STATED GOAL: Send back the entries below exactly as they appear.

RECORDS SHOWN:
++++++++++++++++++++

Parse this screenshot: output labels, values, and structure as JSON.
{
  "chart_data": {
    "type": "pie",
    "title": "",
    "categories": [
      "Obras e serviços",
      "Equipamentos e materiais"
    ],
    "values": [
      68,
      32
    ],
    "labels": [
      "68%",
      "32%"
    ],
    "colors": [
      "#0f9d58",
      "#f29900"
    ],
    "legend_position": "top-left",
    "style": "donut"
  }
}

++++++++++++++++++++

OUTPUT BELOW:
Parse this screenshot: output labels, values, and structure as JSON.
{
  "chart_data": {
    "type": "pie",
    "title": "",
    "categories": [
      "Obras e serviços",
      "Equipamentos e materiais"
    ],
    "values": [
      68,
      32
    ],
    "labels": [
      "68%",
      "32%"
    ],
    "colors": [
      "#0f9d58",
      "#f29900"
    ],
    "legend_position": "top-left",
    "style": "donut"
  }
}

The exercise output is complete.